[Exercise aim]
Reproduce the listing exactly, with no pictures in your copy.

[Given information]
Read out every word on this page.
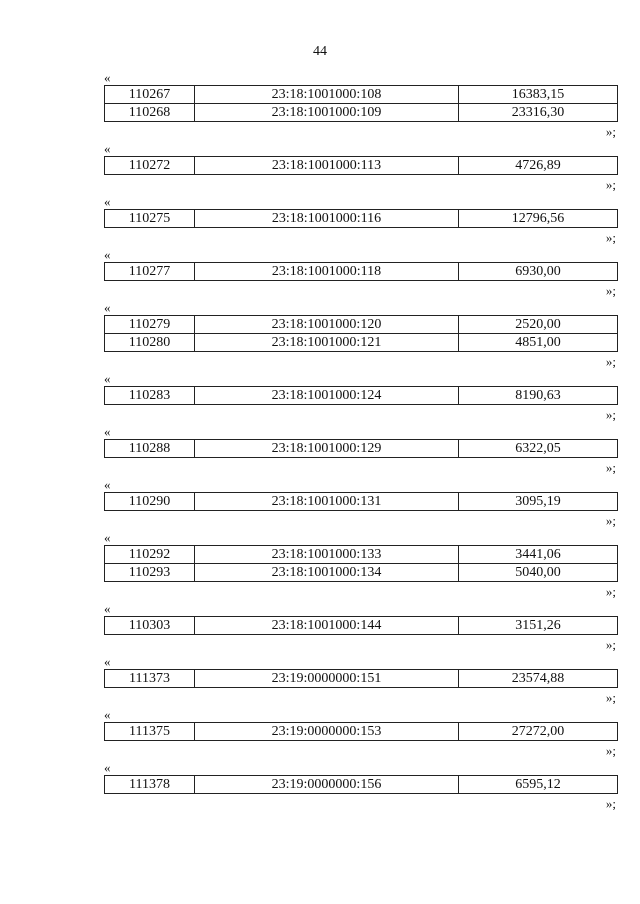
44
«
110267	23:18:1001000:108	16383,15
110268	23:18:1001000:109	23316,30
»;
«
110272	23:18:1001000:113	4726,89
»;
«
110275	23:18:1001000:116	12796,56
»;
«
110277	23:18:1001000:118	6930,00
»;
«
110279	23:18:1001000:120	2520,00
110280	23:18:1001000:121	4851,00
»;
«
110283	23:18:1001000:124	8190,63
»;
«
110288	23:18:1001000:129	6322,05
»;
«
110290	23:18:1001000:131	3095,19
»;
«
110292	23:18:1001000:133	3441,06
110293	23:18:1001000:134	5040,00
»;
«
110303	23:18:1001000:144	3151,26
»;
«
111373	23:19:0000000:151	23574,88
»;
«
111375	23:19:0000000:153	27272,00
»;
«
111378	23:19:0000000:156	6595,12
»;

[Correct output]
Read out every word on this page.
44
«
110267	23:18:1001000:108	16383,15
110268	23:18:1001000:109	23316,30
»;
«
110272	23:18:1001000:113	4726,89
»;
«
110275	23:18:1001000:116	12796,56
»;
«
110277	23:18:1001000:118	6930,00
»;
«
110279	23:18:1001000:120	2520,00
110280	23:18:1001000:121	4851,00
»;
«
110283	23:18:1001000:124	8190,63
»;
«
110288	23:18:1001000:129	6322,05
»;
«
110290	23:18:1001000:131	3095,19
»;
«
110292	23:18:1001000:133	3441,06
110293	23:18:1001000:134	5040,00
»;
«
110303	23:18:1001000:144	3151,26
»;
«
111373	23:19:0000000:151	23574,88
»;
«
111375	23:19:0000000:153	27272,00
»;
«
111378	23:19:0000000:156	6595,12
»;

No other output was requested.